• What you should do
Restate each line word for word. Leave out every picture.

Dataset items
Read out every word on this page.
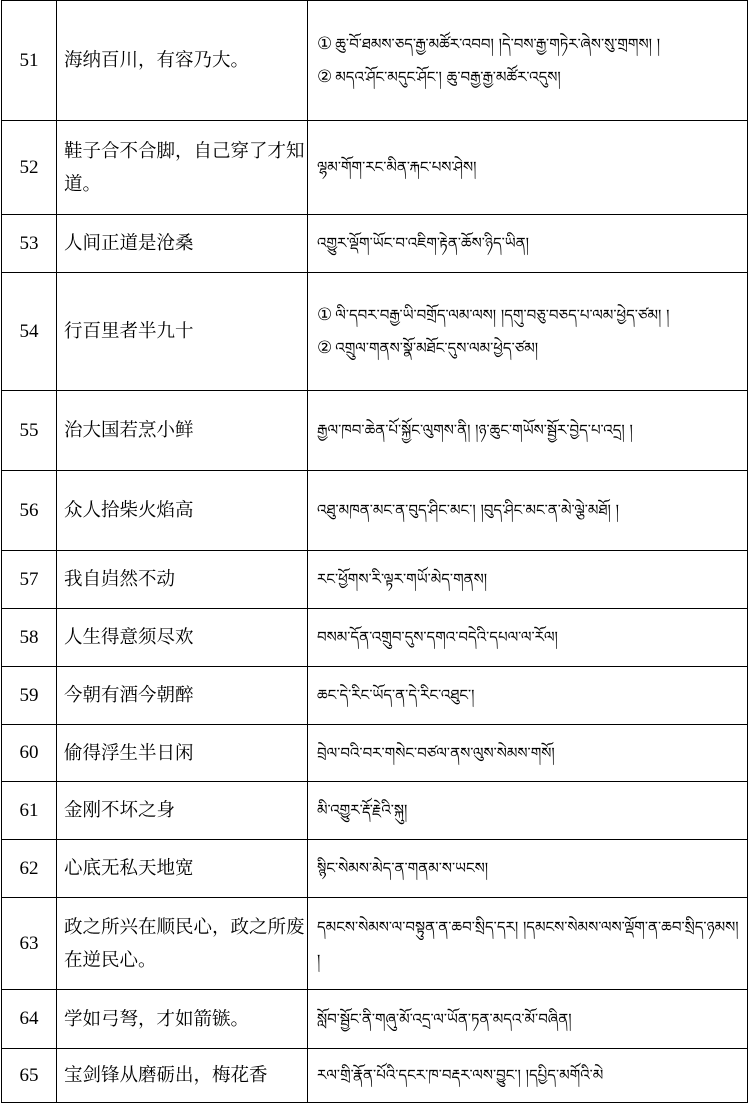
51	海纳百川，有容乃大。	① ཆུ་བོ་ཐམས་ཅད་རྒྱ་མཚོར་འབབ། །དེ་བས་རྒྱ་གཏེར་ཞེས་སུ་གྲགས། །
② མདའ་ཤོང་མདུང་ཤོང་། ཆུ་བརྒྱ་རྒྱ་མཚོར་འདུས།

52	鞋子合不合脚，自己穿了才知道。	ལྷམ་གོག་རང་མིན་རྐང་པས་ཤེས།
53	人间正道是沧桑	འགྱུར་ལྡོག་ཡོང་བ་འཇིག་རྟེན་ཆོས་ཉིད་ཡིན།
54	行百里者半九十	① ལི་དབར་བརྒྱ་ཡི་བགྲོད་ལམ་ལས། །དགུ་བཅུ་བཅད་པ་ལམ་ཕྱེད་ཙམ། །
② འགྲུལ་གནས་སྣོ་མཐོང་དུས་ལམ་ཕྱེད་ཙམ།

55	治大国若烹小鲜	རྒྱལ་ཁབ་ཆེན་པོ་སྐྱོང་ལུགས་ནི། །ཉ་ཆུང་གཡོས་སྦྱོར་བྱེད་པ་འདྲ། །
56	众人拾柴火焰高	འཐུ་མཁན་མང་ན་བུད་ཤིང་མང་། །བུད་ཤིང་མང་ན་མེ་ལྕེ་མཐོ། །
57	我自岿然不动	རང་ཕྱོགས་རི་ལྟར་གཡོ་མེད་གནས།
58	人生得意须尽欢	བསམ་དོན་འགྲུབ་དུས་དགའ་བདེའི་དཔལ་ལ་རོལ།
59	今朝有酒今朝醉	ཆང་དེ་རིང་ཡོད་ན་དེ་རིང་འཐུང་།
60	偷得浮生半日闲	བྲེལ་བའི་བར་གསེང་བཙལ་ནས་ལུས་སེམས་གསོ།
61	金刚不坏之身	མི་འགྱུར་རྡོ་རྗེའི་སྐུ།
62	心底无私天地宽	སྙིང་སེམས་མེད་ན་གནམ་ས་ཡངས།
63	政之所兴在顺民心，政之所废在逆民心。	དམངས་སེམས་ལ་བསྟུན་ན་ཆབ་སྲིད་དར། །དམངས་སེམས་ལས་ལྡོག་ན་ཆབ་སྲིད་ཉམས། །
64	学如弓弩，才如箭镞。	སློབ་སྦྱོང་ནི་གཞུ་མོ་འདྲ་ལ་ཡོན་ཏན་མདའ་མོ་བཞིན།
65	宝剑锋从磨砺出，梅花香	རལ་གྲི་རྣོན་པོའི་དངར་ཁ་བརྡར་ལས་བྱུང་། །དཔྱིད་མགོའི་མེ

• Problem solution
Read out every word on this page.
51	海纳百川，有容乃大。	① ཆུ་བོ་ཐམས་ཅད་རྒྱ་མཚོར་འབབ། །དེ་བས་རྒྱ་གཏེར་ཞེས་སུ་གྲགས། །
② མདའ་ཤོང་མདུང་ཤོང་། ཆུ་བརྒྱ་རྒྱ་མཚོར་འདུས།

52	鞋子合不合脚，自己穿了才知道。	ལྷམ་གོག་རང་མིན་རྐང་པས་ཤེས།
53	人间正道是沧桑	འགྱུར་ལྡོག་ཡོང་བ་འཇིག་རྟེན་ཆོས་ཉིད་ཡིན།
54	行百里者半九十	① ལི་དབར་བརྒྱ་ཡི་བགྲོད་ལམ་ལས། །དགུ་བཅུ་བཅད་པ་ལམ་ཕྱེད་ཙམ། །
② འགྲུལ་གནས་སྣོ་མཐོང་དུས་ལམ་ཕྱེད་ཙམ།

55	治大国若烹小鲜	རྒྱལ་ཁབ་ཆེན་པོ་སྐྱོང་ལུགས་ནི། །ཉ་ཆུང་གཡོས་སྦྱོར་བྱེད་པ་འདྲ། །
56	众人拾柴火焰高	འཐུ་མཁན་མང་ན་བུད་ཤིང་མང་། །བུད་ཤིང་མང་ན་མེ་ལྕེ་མཐོ། །
57	我自岿然不动	རང་ཕྱོགས་རི་ལྟར་གཡོ་མེད་གནས།
58	人生得意须尽欢	བསམ་དོན་འགྲུབ་དུས་དགའ་བདེའི་དཔལ་ལ་རོལ།
59	今朝有酒今朝醉	ཆང་དེ་རིང་ཡོད་ན་དེ་རིང་འཐུང་།
60	偷得浮生半日闲	བྲེལ་བའི་བར་གསེང་བཙལ་ནས་ལུས་སེམས་གསོ།
61	金刚不坏之身	མི་འགྱུར་རྡོ་རྗེའི་སྐུ།
62	心底无私天地宽	སྙིང་སེམས་མེད་ན་གནམ་ས་ཡངས།
63	政之所兴在顺民心，政之所废在逆民心。	དམངས་སེམས་ལ་བསྟུན་ན་ཆབ་སྲིད་དར། །དམངས་སེམས་ལས་ལྡོག་ན་ཆབ་སྲིད་ཉམས། །
64	学如弓弩，才如箭镞。	སློབ་སྦྱོང་ནི་གཞུ་མོ་འདྲ་ལ་ཡོན་ཏན་མདའ་མོ་བཞིན།
65	宝剑锋从磨砺出，梅花香	རལ་གྲི་རྣོན་པོའི་དངར་ཁ་བརྡར་ལས་བྱུང་། །དཔྱིད་མགོའི་མེ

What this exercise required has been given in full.